** EXERCISE TASK **
Search the material below for the string "Transilvania" and extract each line that has it.

··· INPUT RECORDS ···

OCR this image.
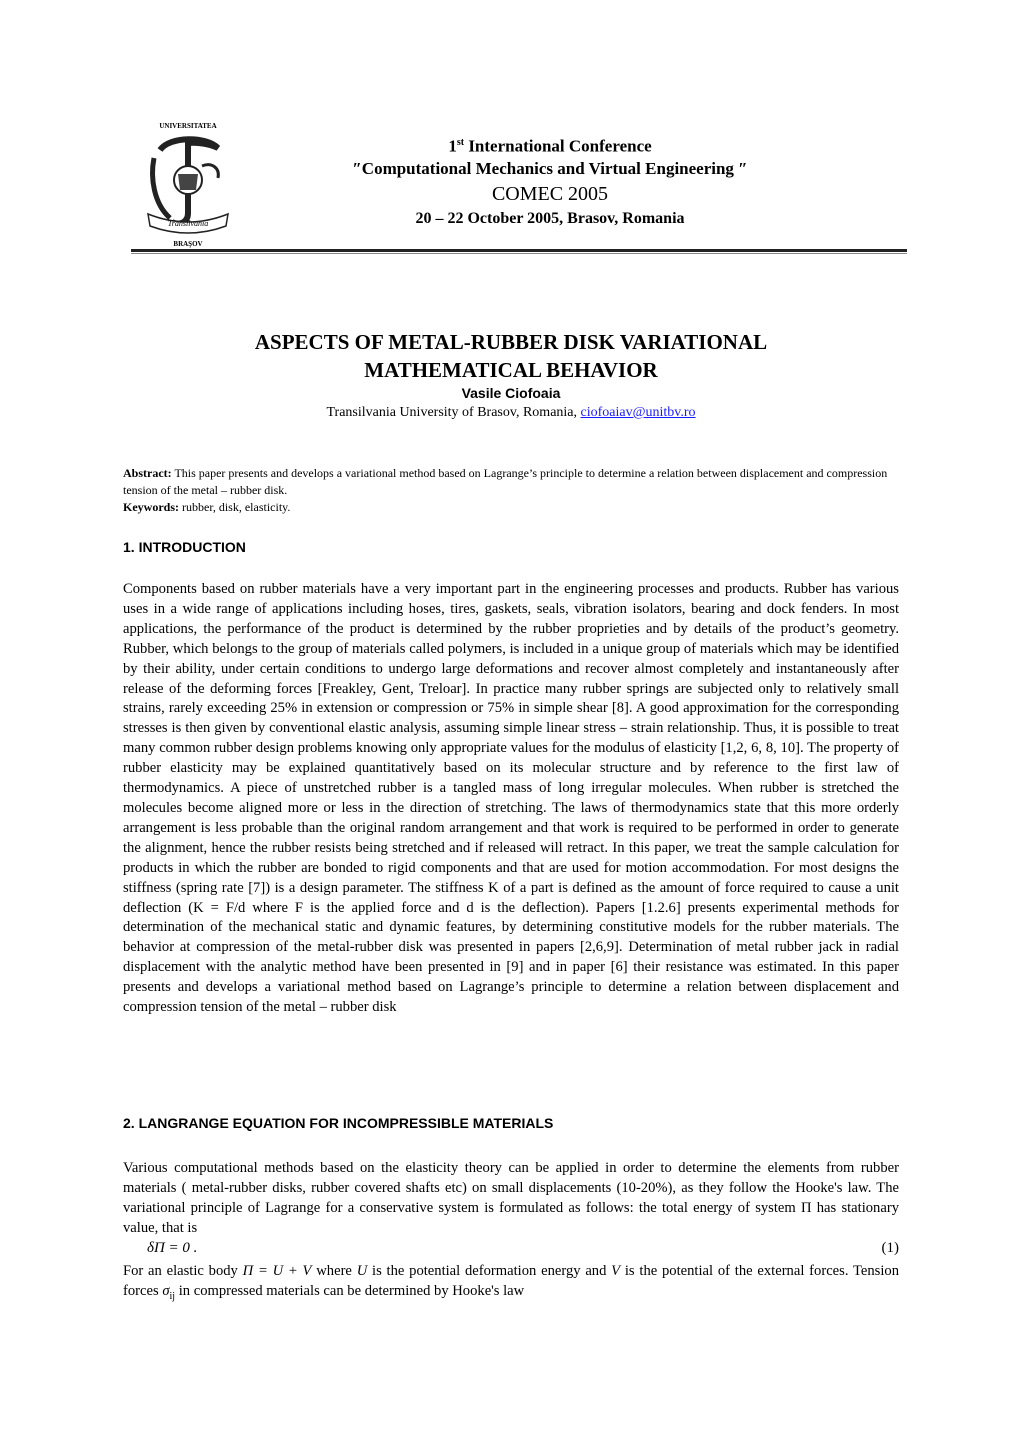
UNIVERSITATEA
Transilvania
BRAŞOV
1st International Conference
″Computational Mechanics and Virtual Engineering ″
COMEC 2005
20 – 22 October 2005, Brasov, Romania
ASPECTS OF METAL-RUBBER DISK VARIATIONAL
MATHEMATICAL BEHAVIOR
Vasile Ciofoaia
Transilvania University of Brasov, Romania, ciofoaiav@unitbv.ro
Abstract: This paper presents and develops a variational method based on Lagrange’s principle to determine a relation between displacement and compression tension of the metal – rubber disk.
Keywords: rubber, disk, elasticity.
1. INTRODUCTION
Components based on rubber materials have a very important part in the engineering processes and products. Rubber has various uses in a wide range of applications including hoses, tires, gaskets, seals, vibration isolators, bearing and dock fenders. In most applications, the performance of the product is determined by the rubber proprieties and by details of the product’s geometry. Rubber, which belongs to the group of materials called polymers, is included in a unique group of materials which may be identified by their ability, under certain conditions to undergo large deformations and recover almost completely and instantaneously after release of the deforming forces [Freakley, Gent, Treloar]. In practice many rubber springs are subjected only to relatively small strains, rarely exceeding 25% in extension or compression or 75% in simple shear [8]. A good approximation for the corresponding stresses is then given by conventional elastic analysis, assuming simple linear stress – strain relationship. Thus, it is possible to treat many common rubber design problems knowing only appropriate values for the modulus of elasticity [1,2, 6, 8, 10]. The property of rubber elasticity may be explained quantitatively based on its molecular structure and by reference to the first law of thermodynamics. A piece of unstretched rubber is a tangled mass of long irregular molecules. When rubber is stretched the molecules become aligned more or less in the direction of stretching. The laws of thermodynamics state that this more orderly arrangement is less probable than the original random arrangement and that work is required to be performed in order to generate the alignment, hence the rubber resists being stretched and if released will retract. In this paper, we treat the sample calculation for products in which the rubber are bonded to rigid components and that are used for motion accommodation. For most designs the stiffness (spring rate [7]) is a design parameter. The stiffness K of a part is defined as the amount of force required to cause a unit deflection (K = F/d where F is the applied force and d is the deflection). Papers [1.2.6] presents experimental methods for determination of the mechanical static and dynamic features, by determining constitutive models for the rubber materials. The behavior at compression of the metal-rubber disk was presented in papers [2,6,9]. Determination of metal rubber jack in radial displacement with the analytic method have been presented in [9] and in paper [6] their resistance was estimated. In this paper presents and develops a variational method based on Lagrange’s principle to determine a relation between displacement and compression tension of the metal – rubber disk
2. LANGRANGE EQUATION FOR INCOMPRESSIBLE MATERIALS
Various computational methods based on the elasticity theory can be applied in order to determine the elements from rubber materials ( metal-rubber disks, rubber covered shafts etc) on small displacements (10-20%), as they follow the Hooke's law. The variational principle of Lagrange for a conservative system is formulated as follows: the total energy of system Π has stationary value, that is
δΠ = 0 .	(1)
For an elastic body Π = U + V where U is the potential deformation energy and V is the potential of the external forces. Tension forces $\sigma_{ij}$ in compressed materials can be determined by Hooke's law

···

** THE COMPLETED TASK **
Transilvania
Transilvania University of Brasov, Romania, ciofoaiav@unitbv.ro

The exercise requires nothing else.